— START Data section —

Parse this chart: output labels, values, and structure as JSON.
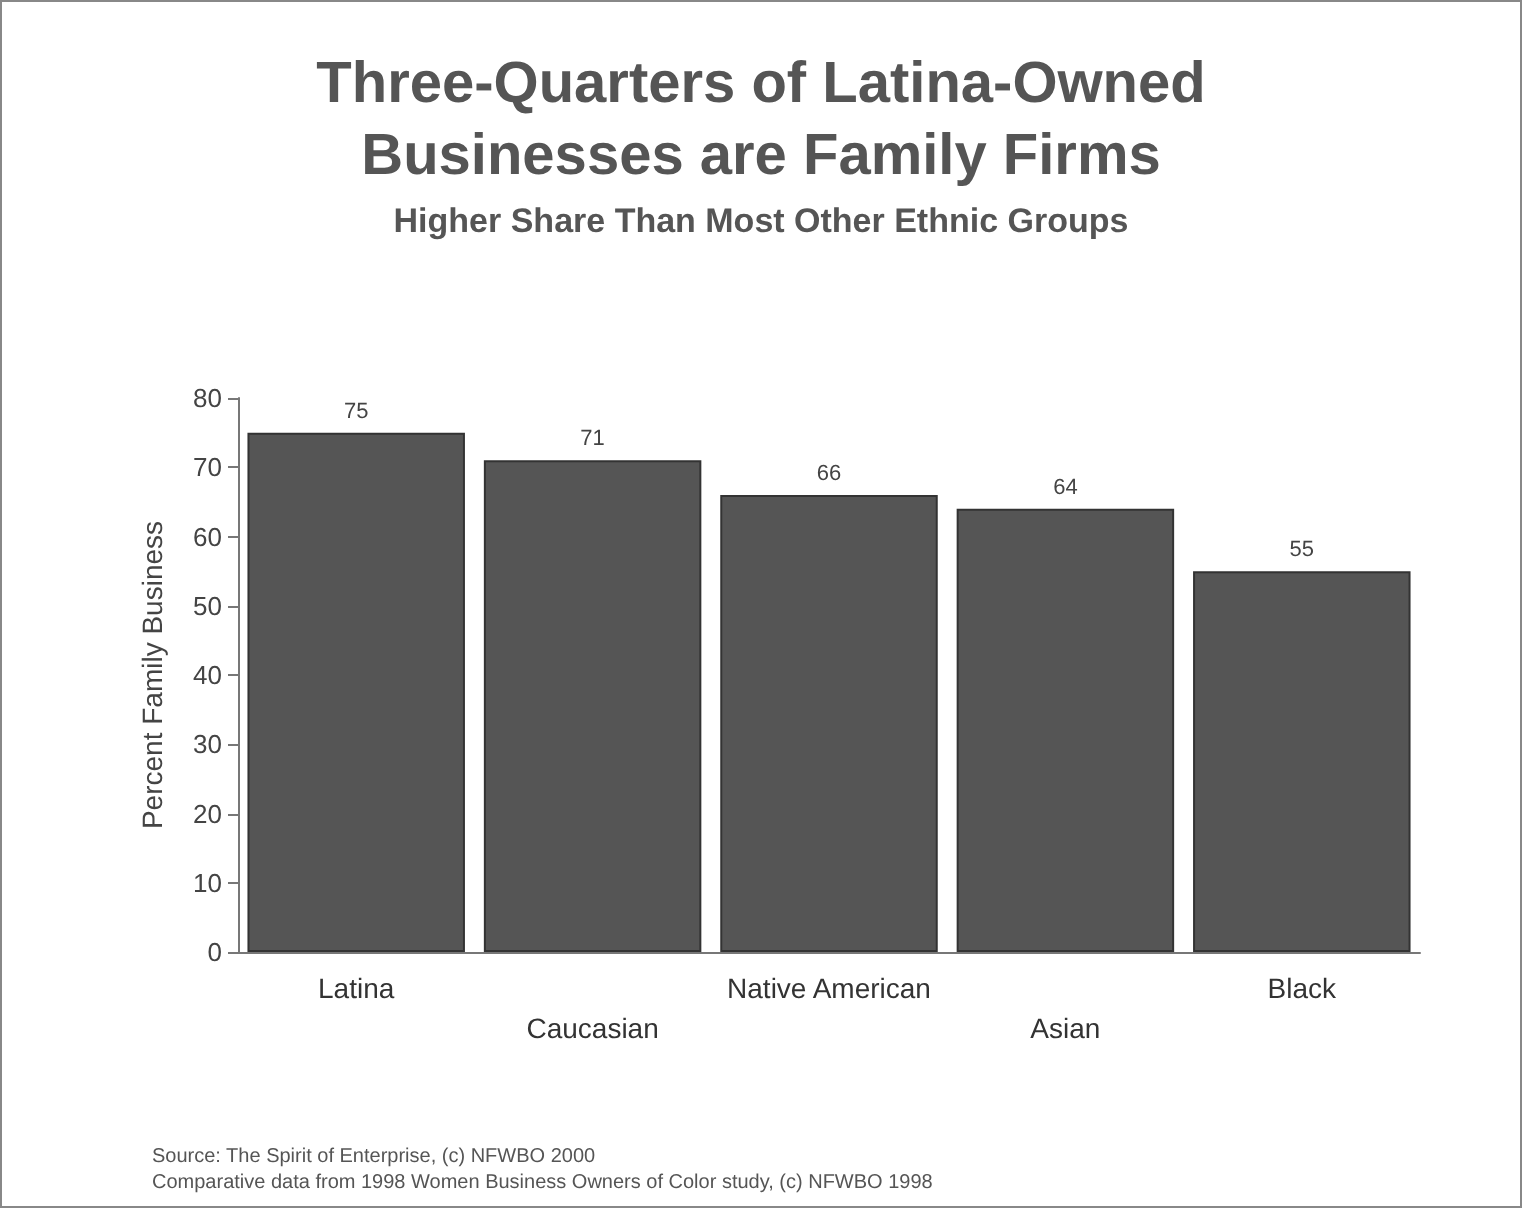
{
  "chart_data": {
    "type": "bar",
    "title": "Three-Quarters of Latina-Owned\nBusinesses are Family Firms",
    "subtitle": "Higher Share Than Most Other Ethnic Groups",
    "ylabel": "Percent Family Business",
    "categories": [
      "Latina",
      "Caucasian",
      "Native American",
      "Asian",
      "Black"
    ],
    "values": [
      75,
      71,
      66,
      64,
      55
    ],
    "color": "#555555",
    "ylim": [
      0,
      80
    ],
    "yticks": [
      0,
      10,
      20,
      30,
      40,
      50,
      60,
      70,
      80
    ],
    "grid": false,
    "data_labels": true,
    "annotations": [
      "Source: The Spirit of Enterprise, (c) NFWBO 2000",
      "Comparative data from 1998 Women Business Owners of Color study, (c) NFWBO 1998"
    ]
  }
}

— END Data section —

> _Problem description_
Only the number is needed here: how many lines of the records contain "NFWBO"?

> _Result of this exercise_
2